> _AIM OF THE TASK_:
Give the lines of the records below as a JSON list of strings, one string per line and blank lines left out. Begin with the line containing "plot-area: 19,2 12,7" and continue through the line containing "bar-value-label: 4,3 [873,344,911,378]".

> _DATA FOR THE TASK_:
########
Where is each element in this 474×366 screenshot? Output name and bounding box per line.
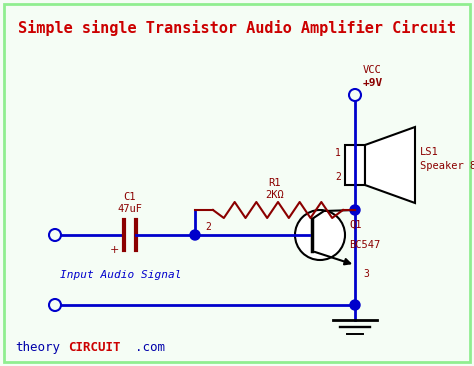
Text: Speaker 8Ω: Speaker 8Ω [420,161,474,171]
Polygon shape [365,127,415,203]
Circle shape [295,210,345,260]
Text: BC547: BC547 [349,240,380,250]
Text: CIRCUIT: CIRCUIT [68,341,120,354]
Text: 2: 2 [335,172,341,182]
Text: .com: .com [135,341,165,354]
Text: Input Audio Signal: Input Audio Signal [60,270,182,280]
Text: 1: 1 [335,148,341,158]
Text: R1: R1 [269,178,281,188]
Text: +9V: +9V [363,78,383,88]
Text: +: + [109,245,118,255]
Circle shape [350,205,360,215]
Text: C1: C1 [124,192,136,202]
Text: LS1: LS1 [420,147,439,157]
Text: 2KΩ: 2KΩ [265,190,284,200]
Text: Simple single Transistor Audio Amplifier Circuit: Simple single Transistor Audio Amplifier… [18,20,456,36]
Text: 2: 2 [205,222,211,232]
Circle shape [350,300,360,310]
Text: Q1: Q1 [349,220,362,230]
Text: VCC: VCC [363,65,382,75]
Text: 47uF: 47uF [118,204,143,214]
Circle shape [190,230,200,240]
Bar [345,145,365,185]
Text: 3: 3 [363,269,369,279]
Text: theory: theory [15,341,60,354]
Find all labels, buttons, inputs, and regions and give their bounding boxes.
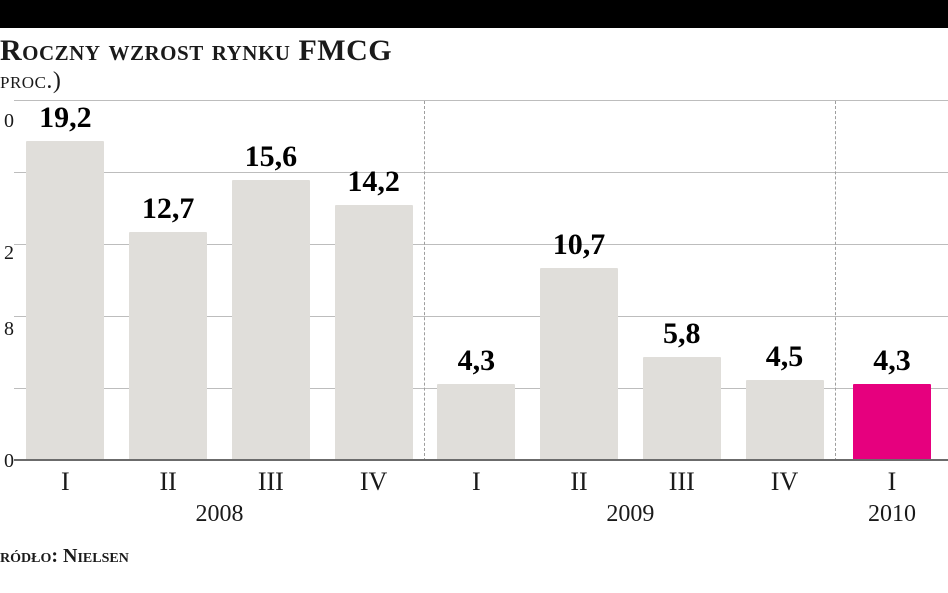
plot-area: 19,2 12,7 15,6 14,2 4,3 10,7 5,8 4,5 4,3 [14,101,948,461]
x-year-label: 2008 [14,501,425,528]
bar-value-label: 4,3 [458,344,496,378]
bar-groups: 19,2 12,7 15,6 14,2 4,3 10,7 5,8 4,5 4,3 [14,101,948,461]
x-year-label: 2010 [836,501,948,528]
x-year-label: 2009 [425,501,836,528]
x-category-label: I [836,467,948,497]
x-category-label: IV [733,467,836,497]
top-black-bar [0,0,948,28]
x-category-label: I [425,467,528,497]
y-axis: 0280 [0,101,14,461]
bar-value-label: 4,3 [873,344,911,378]
bar-wrap: 19,2 [26,101,104,461]
chart-area: 0280 19,212,715,614,24,310,75,84,54,3 [0,101,948,461]
bar-wrap: 14,2 [335,101,413,461]
x-label-row: IIIIIIIV [14,467,425,497]
chart-subtitle: proc.) [0,68,948,95]
bar-wrap: 4,5 [746,101,824,461]
bar-value-label: 10,7 [553,228,606,262]
x-category-label: III [630,467,733,497]
chart-header: Roczny wzrost rynku FMCG proc.) [0,28,948,101]
bar [540,268,618,461]
bar-group: 4,3 10,7 5,8 4,5 [425,101,836,461]
y-tick: 2 [4,243,14,263]
bar [26,141,104,461]
x-label-row: I [836,467,948,497]
bar-value-label: 4,5 [766,340,804,374]
bar [643,357,721,461]
y-tick: 0 [4,111,14,131]
bar-value-label: 12,7 [142,192,195,226]
y-tick: 8 [4,319,14,339]
x-category-label: II [528,467,631,497]
bar-wrap: 10,7 [540,101,618,461]
bar-value-label: 14,2 [347,165,400,199]
bar-group: 19,2 12,7 15,6 14,2 [14,101,425,461]
x-category-label: II [117,467,220,497]
bar [335,205,413,461]
bar [746,380,824,461]
bar-value-label: 5,8 [663,317,701,351]
bar-wrap: 12,7 [129,101,207,461]
bar-wrap: 4,3 [437,101,515,461]
x-axis-labels: IIIIIIIV2008IIIIIIIV2009I2010 [14,461,948,541]
bar-value-label: 15,6 [245,140,298,174]
chart-title: Roczny wzrost rynku FMCG [0,34,948,68]
x-category-label: IV [322,467,425,497]
bar-wrap: 4,3 [853,101,931,461]
x-category-label: III [219,467,322,497]
bar-value-label: 19,2 [39,101,92,135]
source-line: ródło: Nielsen [0,541,948,568]
y-tick: 0 [4,451,14,471]
bar-wrap: 5,8 [643,101,721,461]
bar [129,232,207,461]
bar [232,180,310,461]
bar-wrap: 15,6 [232,101,310,461]
bar [853,384,931,461]
bar [437,384,515,461]
bar-group: 4,3 [836,101,948,461]
x-category-label: I [14,467,117,497]
x-label-row: IIIIIIIV [425,467,836,497]
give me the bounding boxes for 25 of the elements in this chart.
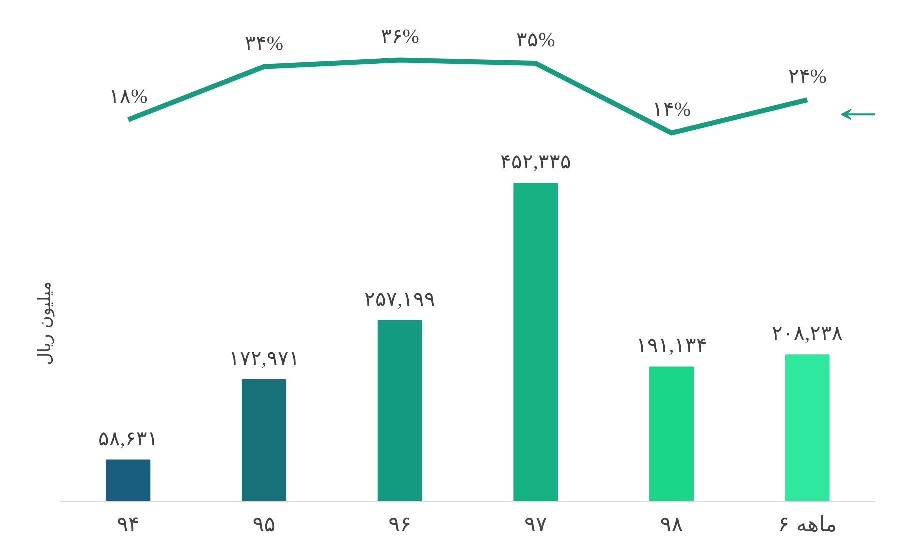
data-label: ۳۴% <box>244 32 284 55</box>
data-label: ۳۵% <box>516 30 556 52</box>
data-label: ۴۵۲,۳۳۵ <box>500 152 572 174</box>
x-tick-label: ۹۶ <box>388 512 412 538</box>
data-label: ۱۸% <box>109 86 148 108</box>
data-label: ۱۴% <box>652 99 692 122</box>
bar <box>650 366 694 502</box>
data-label: ۳۶% <box>380 26 420 48</box>
y-axis-title: میلیون ریال <box>36 282 56 366</box>
bar <box>106 460 151 502</box>
data-label: ۵۸,۶۳۱ <box>98 428 158 450</box>
data-label: ۲۰۸,۲۳۸ <box>772 323 844 346</box>
bar <box>514 183 558 502</box>
bar <box>785 354 830 502</box>
x-tick-label: ۹۸ <box>660 512 684 538</box>
data-label: ۱۷۲,۹۷۱ <box>228 348 300 370</box>
data-label: ۲۴% <box>788 66 827 88</box>
data-label: ۲۵۷,۱۹۹ <box>364 288 436 311</box>
data-label: ۱۹۱,۱۳۴ <box>636 335 708 358</box>
x-tick-label: ۹۴ <box>116 512 140 538</box>
x-tick-label: ۹۵ <box>252 512 276 538</box>
bar <box>242 379 286 502</box>
x-tick-label: ۹۷ <box>524 512 548 538</box>
bar <box>378 320 422 502</box>
x-tick-label: ۶ ماهه <box>778 512 838 538</box>
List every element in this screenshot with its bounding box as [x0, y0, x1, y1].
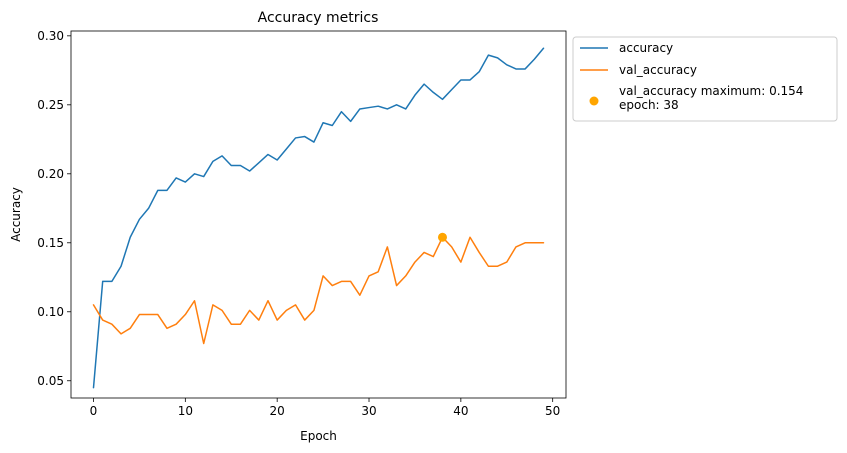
chart-title: Accuracy metrics — [258, 10, 379, 26]
legend-marker-maximum — [589, 96, 599, 106]
legend: accuracy val_accuracy val_accuracy maxim… — [572, 36, 838, 122]
x-axis: 0 10 20 30 40 50 — [90, 398, 560, 418]
legend-label-val-accuracy: val_accuracy — [619, 63, 697, 77]
x-tick-label: 50 — [545, 404, 560, 418]
plot-frame — [70, 30, 567, 399]
y-tick-label: 0.20 — [37, 167, 64, 181]
series-line-val-accuracy — [92, 236, 545, 345]
x-tick-label: 30 — [361, 404, 376, 418]
legend-label-maximum-line2: epoch: 38 — [619, 98, 679, 112]
x-tick-label: 40 — [453, 404, 468, 418]
x-tick-label: 0 — [90, 404, 98, 418]
legend-label-accuracy: accuracy — [619, 41, 673, 55]
y-tick-label: 0.15 — [37, 236, 64, 250]
maximum-point-marker — [437, 232, 447, 242]
x-tick-label: 20 — [270, 404, 285, 418]
legend-label-maximum-line1: val_accuracy maximum: 0.154 — [619, 84, 803, 98]
annotation — [437, 232, 447, 242]
y-tick-label: 0.25 — [37, 98, 64, 112]
y-tick-label: 0.10 — [37, 305, 64, 319]
series-line-accuracy — [92, 47, 545, 389]
plot-area: 0 10 20 30 40 50 0.05 0.10 0.15 0.20 0.25 0.30 — [37, 29, 567, 418]
y-tick-label: 0.05 — [37, 374, 64, 388]
y-axis: 0.05 0.10 0.15 0.20 0.25 0.30 — [37, 29, 71, 388]
y-axis-label: Accuracy — [9, 187, 23, 242]
legend-frame — [572, 36, 838, 122]
x-axis-label: Epoch — [300, 429, 337, 443]
x-tick-label: 10 — [178, 404, 193, 418]
series-lines — [92, 47, 545, 389]
y-tick-label: 0.30 — [37, 29, 64, 43]
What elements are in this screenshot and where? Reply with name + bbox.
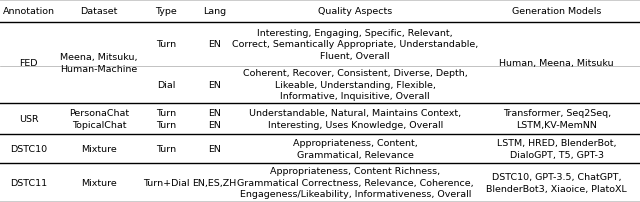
Text: Meena, Mitsuku,
Human-Machine: Meena, Mitsuku, Human-Machine: [60, 53, 138, 74]
Text: EN
EN: EN EN: [208, 109, 221, 129]
Text: PersonaChat
TopicalChat: PersonaChat TopicalChat: [69, 109, 129, 129]
Text: DSTC10: DSTC10: [10, 144, 47, 153]
Text: Type: Type: [156, 7, 177, 16]
Text: Turn
Turn: Turn Turn: [156, 109, 177, 129]
Text: Mixture: Mixture: [81, 178, 117, 187]
Text: Turn+Dial: Turn+Dial: [143, 178, 189, 187]
Text: LSTM, HRED, BlenderBot,
DialoGPT, T5, GPT-3: LSTM, HRED, BlenderBot, DialoGPT, T5, GP…: [497, 139, 616, 159]
Text: Transformer, Seq2Seq,
LSTM,KV-MemNN: Transformer, Seq2Seq, LSTM,KV-MemNN: [503, 109, 611, 129]
Text: Lang: Lang: [203, 7, 226, 16]
Text: FED: FED: [20, 59, 38, 68]
Text: Coherent, Recover, Consistent, Diverse, Depth,
Likeable, Understanding, Flexible: Coherent, Recover, Consistent, Diverse, …: [243, 69, 468, 101]
Text: DSTC11: DSTC11: [10, 178, 47, 187]
Text: Appropriateness, Content,
Grammatical, Relevance: Appropriateness, Content, Grammatical, R…: [293, 139, 417, 159]
Text: EN,ES,ZH: EN,ES,ZH: [192, 178, 237, 187]
Text: USR: USR: [19, 115, 38, 124]
Text: Dataset: Dataset: [81, 7, 118, 16]
Text: Interesting, Engaging, Specific, Relevant,
Correct, Semantically Appropriate, Un: Interesting, Engaging, Specific, Relevan…: [232, 29, 478, 61]
Text: Generation Models: Generation Models: [512, 7, 602, 16]
Text: EN: EN: [208, 144, 221, 153]
Text: Turn: Turn: [156, 144, 177, 153]
Text: Understandable, Natural, Maintains Context,
Interesting, Uses Knowledge, Overall: Understandable, Natural, Maintains Conte…: [249, 109, 461, 129]
Text: Turn: Turn: [156, 40, 177, 49]
Text: DSTC10, GPT-3.5, ChatGPT,
BlenderBot3, Xiaoice, PlatoXL: DSTC10, GPT-3.5, ChatGPT, BlenderBot3, X…: [486, 172, 627, 193]
Text: EN: EN: [208, 40, 221, 49]
Text: EN: EN: [208, 80, 221, 89]
Text: Quality Aspects: Quality Aspects: [318, 7, 392, 16]
Text: Human, Meena, Mitsuku: Human, Meena, Mitsuku: [499, 59, 614, 68]
Text: Dial: Dial: [157, 80, 175, 89]
Text: Annotation: Annotation: [3, 7, 55, 16]
Text: Mixture: Mixture: [81, 144, 117, 153]
Text: Appropriateness, Content Richness,
Grammatical Correctness, Relevance, Coherence: Appropriateness, Content Richness, Gramm…: [237, 166, 474, 198]
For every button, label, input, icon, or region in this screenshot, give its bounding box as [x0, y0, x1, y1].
########
> _RESULT FOR THIS TASK_:
[
  "plot-area: 19,2 12,7 15,6 14,2 4,3 10,7 5,8 4,5 4,3 [14,101,948,461]",
  "x-year-label: 2008 [14,501,425,528]",
  "bar-value-label: 4,3 [458,344,496,378]",
  "bar-groups: 19,2 12,7 15,6 14,2 4,3 10,7 5,8 4,5 4,3 [14,101,948,461]",
  "x-year-label: 2010 [836,501,948,528]",
  "x-year-label: 2009 [425,501,836,528]",
  "x-category-label: I [836,467,948,497]",
  "x-category-label: IV [733,467,836,497]",
  "top-black-bar [0,0,948,28]",
  "x-category-label: I [425,467,528,497]",
  "y-axis: 0280 [0,101,14,461]",
  "bar-value-label: 4,3 [873,344,911,378]"
]